### WHAT THE TASK ASKS
Please rewrite everything from the line with "Give bounding boxes" down to the line with "entry-line: - المدينة" in the records that follow, changing "component" to "item" and leaving the rest as it is. Leave the pictures out of your answer.

### EXTRACTED MATERIAL
## Start

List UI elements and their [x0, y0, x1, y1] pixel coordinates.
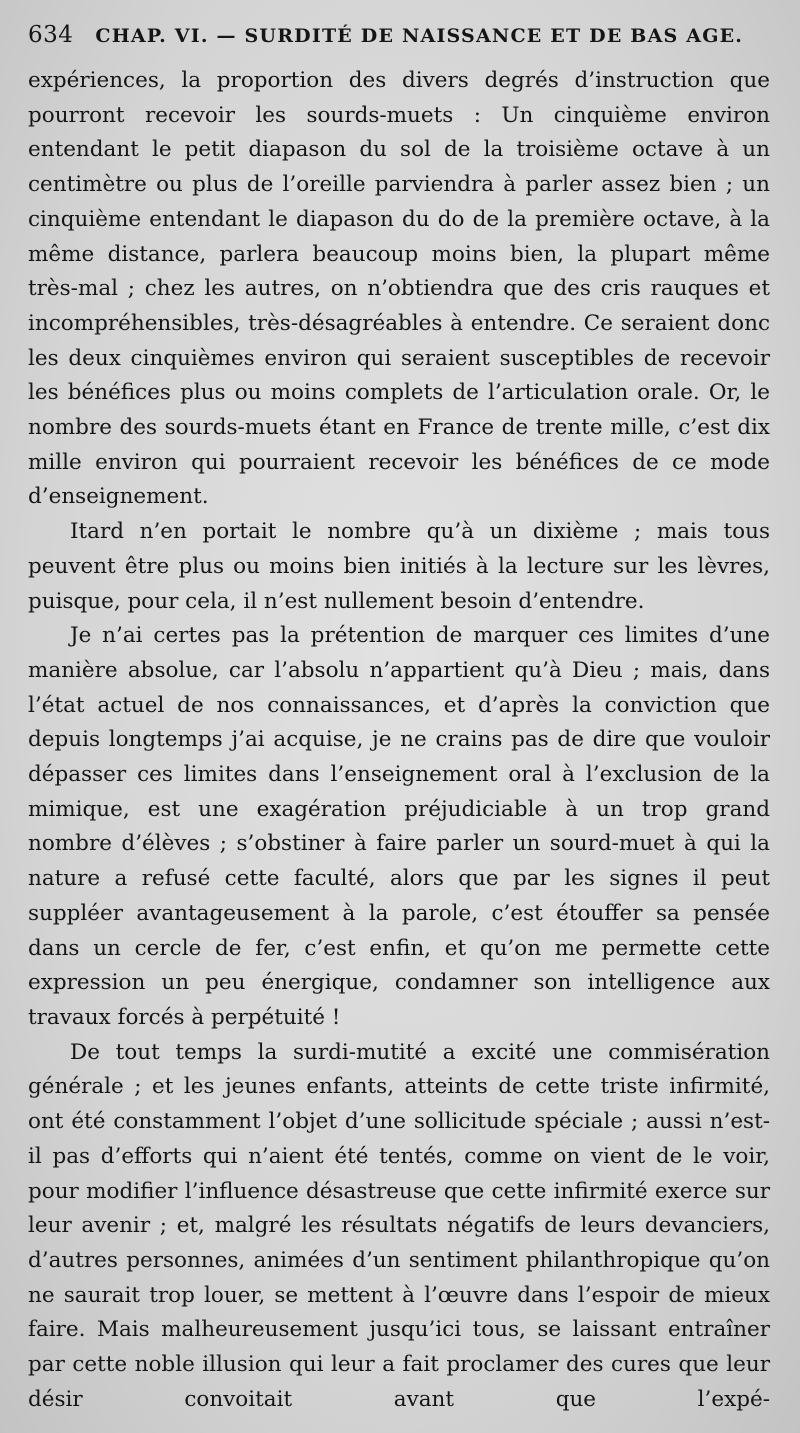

## End
## Start

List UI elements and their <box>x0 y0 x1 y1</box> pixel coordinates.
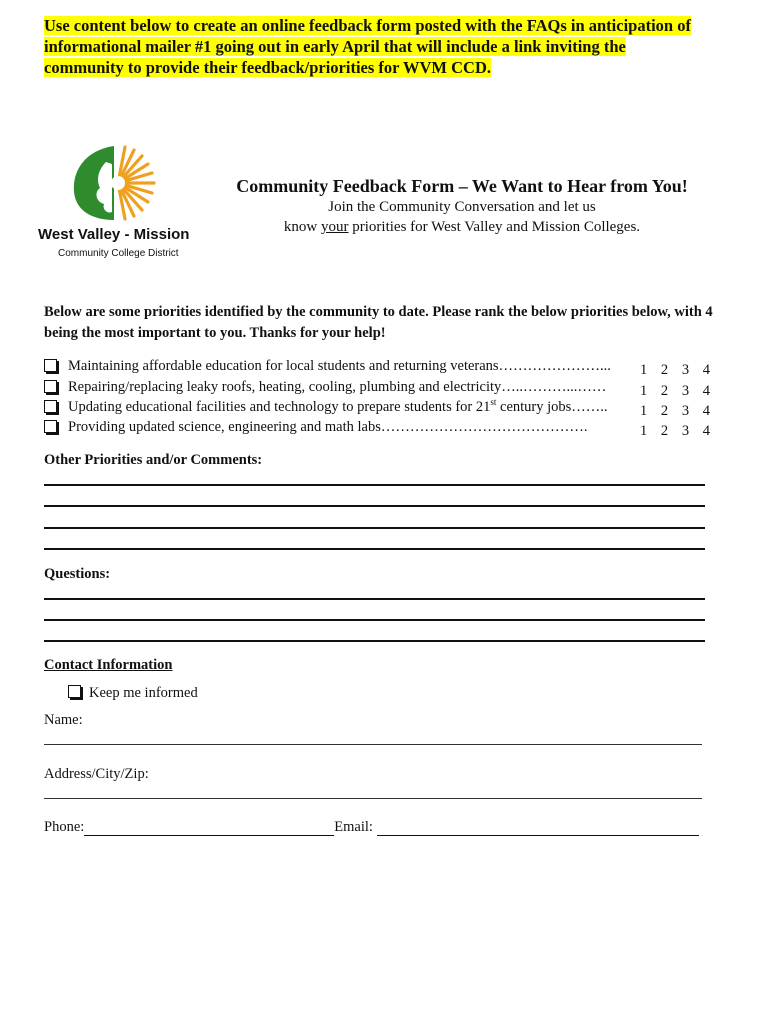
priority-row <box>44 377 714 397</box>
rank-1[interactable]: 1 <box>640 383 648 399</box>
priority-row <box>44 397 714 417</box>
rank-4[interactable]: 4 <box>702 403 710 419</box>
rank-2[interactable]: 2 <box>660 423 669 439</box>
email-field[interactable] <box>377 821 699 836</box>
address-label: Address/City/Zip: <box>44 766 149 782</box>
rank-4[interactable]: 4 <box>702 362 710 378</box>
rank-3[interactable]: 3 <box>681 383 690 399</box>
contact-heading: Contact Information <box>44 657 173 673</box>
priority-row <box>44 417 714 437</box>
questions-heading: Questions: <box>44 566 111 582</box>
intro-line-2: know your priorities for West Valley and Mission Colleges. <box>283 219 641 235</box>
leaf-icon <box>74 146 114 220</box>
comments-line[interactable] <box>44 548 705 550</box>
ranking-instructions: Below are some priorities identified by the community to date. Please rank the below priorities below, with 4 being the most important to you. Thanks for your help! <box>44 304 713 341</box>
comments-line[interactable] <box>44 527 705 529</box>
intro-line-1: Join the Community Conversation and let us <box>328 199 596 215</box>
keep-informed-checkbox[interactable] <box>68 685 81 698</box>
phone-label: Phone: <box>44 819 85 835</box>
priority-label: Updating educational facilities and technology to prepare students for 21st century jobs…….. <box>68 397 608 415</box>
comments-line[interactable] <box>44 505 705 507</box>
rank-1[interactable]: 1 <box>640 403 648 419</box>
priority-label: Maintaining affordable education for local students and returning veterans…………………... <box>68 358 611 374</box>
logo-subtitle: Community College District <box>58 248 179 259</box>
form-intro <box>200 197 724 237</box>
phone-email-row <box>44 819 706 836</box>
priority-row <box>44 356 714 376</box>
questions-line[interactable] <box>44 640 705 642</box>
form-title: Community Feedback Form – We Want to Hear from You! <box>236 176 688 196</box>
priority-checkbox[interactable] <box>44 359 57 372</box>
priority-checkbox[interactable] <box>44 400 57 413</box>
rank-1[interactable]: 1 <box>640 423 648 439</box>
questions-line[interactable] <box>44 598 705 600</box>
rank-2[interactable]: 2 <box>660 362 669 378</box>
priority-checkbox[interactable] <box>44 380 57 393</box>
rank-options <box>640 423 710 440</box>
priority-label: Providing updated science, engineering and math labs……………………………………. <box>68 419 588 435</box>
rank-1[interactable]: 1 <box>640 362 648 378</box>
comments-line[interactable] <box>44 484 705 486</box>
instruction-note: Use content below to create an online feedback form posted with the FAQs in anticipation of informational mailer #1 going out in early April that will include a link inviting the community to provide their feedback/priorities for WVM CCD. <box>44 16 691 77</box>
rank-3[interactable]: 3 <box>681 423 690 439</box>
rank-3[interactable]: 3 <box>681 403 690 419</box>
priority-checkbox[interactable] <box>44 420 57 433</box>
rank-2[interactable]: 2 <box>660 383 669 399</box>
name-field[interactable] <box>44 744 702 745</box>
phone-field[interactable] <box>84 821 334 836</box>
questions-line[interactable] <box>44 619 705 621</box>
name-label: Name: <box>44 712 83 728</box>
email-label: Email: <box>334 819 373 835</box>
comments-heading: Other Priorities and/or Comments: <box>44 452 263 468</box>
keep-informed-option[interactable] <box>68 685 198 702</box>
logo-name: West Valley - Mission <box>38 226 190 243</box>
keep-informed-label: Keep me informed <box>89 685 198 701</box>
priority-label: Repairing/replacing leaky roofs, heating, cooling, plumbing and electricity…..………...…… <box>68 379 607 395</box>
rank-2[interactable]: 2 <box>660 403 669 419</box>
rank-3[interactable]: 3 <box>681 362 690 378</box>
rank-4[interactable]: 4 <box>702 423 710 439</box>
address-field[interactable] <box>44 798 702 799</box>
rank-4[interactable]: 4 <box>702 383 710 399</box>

## End
## Start

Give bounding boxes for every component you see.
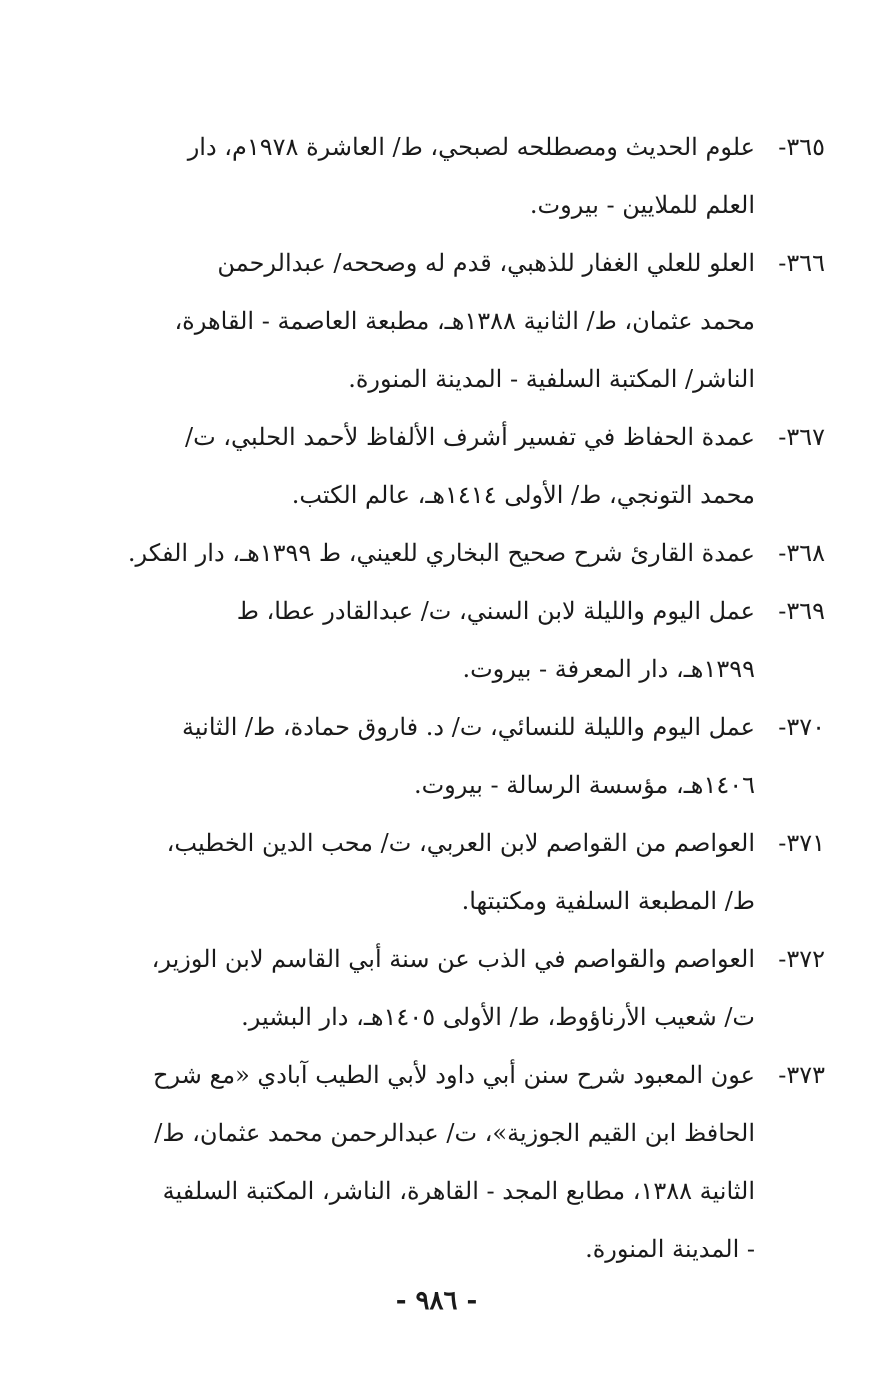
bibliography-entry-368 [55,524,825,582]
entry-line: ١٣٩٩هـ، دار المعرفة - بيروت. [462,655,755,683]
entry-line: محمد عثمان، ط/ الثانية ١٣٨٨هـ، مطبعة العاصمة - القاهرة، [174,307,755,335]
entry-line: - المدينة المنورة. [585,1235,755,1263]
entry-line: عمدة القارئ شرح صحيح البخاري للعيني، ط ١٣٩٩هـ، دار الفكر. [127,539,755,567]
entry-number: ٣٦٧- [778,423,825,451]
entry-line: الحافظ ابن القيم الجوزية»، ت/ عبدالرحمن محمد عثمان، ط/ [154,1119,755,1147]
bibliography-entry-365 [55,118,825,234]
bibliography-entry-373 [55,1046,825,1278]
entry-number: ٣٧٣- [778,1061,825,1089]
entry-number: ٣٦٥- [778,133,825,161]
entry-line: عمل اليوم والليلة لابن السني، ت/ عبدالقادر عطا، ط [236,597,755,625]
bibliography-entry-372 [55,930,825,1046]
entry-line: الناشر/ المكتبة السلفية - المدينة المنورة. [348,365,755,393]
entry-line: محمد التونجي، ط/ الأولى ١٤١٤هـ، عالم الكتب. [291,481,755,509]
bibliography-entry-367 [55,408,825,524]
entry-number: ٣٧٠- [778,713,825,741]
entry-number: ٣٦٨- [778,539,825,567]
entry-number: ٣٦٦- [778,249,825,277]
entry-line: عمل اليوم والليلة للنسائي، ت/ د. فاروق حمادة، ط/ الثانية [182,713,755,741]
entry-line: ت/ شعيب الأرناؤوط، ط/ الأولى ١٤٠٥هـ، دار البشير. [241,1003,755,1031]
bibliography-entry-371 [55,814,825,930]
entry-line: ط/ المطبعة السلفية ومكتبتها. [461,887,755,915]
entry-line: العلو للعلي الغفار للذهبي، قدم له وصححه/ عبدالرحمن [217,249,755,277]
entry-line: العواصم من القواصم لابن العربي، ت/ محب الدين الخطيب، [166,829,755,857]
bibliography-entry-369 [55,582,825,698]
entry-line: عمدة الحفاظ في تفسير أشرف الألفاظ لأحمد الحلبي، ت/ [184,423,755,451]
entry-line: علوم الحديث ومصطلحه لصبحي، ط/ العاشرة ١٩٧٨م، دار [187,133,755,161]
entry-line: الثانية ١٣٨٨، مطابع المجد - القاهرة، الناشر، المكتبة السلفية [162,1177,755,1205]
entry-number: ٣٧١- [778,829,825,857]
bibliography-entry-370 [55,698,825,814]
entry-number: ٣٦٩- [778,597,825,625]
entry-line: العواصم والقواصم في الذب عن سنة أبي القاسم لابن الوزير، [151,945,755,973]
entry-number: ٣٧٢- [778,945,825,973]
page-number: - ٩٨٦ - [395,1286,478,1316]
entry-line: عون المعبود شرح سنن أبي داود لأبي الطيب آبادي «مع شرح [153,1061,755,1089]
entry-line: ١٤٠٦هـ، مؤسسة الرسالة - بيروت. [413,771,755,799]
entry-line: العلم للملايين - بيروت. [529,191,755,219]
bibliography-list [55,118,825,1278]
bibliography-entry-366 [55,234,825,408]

## End

### EXERCISE RESPONSE
Give bounding boxes for every item you see.
bibliography-entry-368 [55,524,825,582]
entry-line: ١٣٩٩هـ، دار المعرفة - بيروت. [462,655,755,683]
entry-line: محمد عثمان، ط/ الثانية ١٣٨٨هـ، مطبعة العاصمة - القاهرة، [174,307,755,335]
entry-line: - المدينة المنورة. [585,1235,755,1263]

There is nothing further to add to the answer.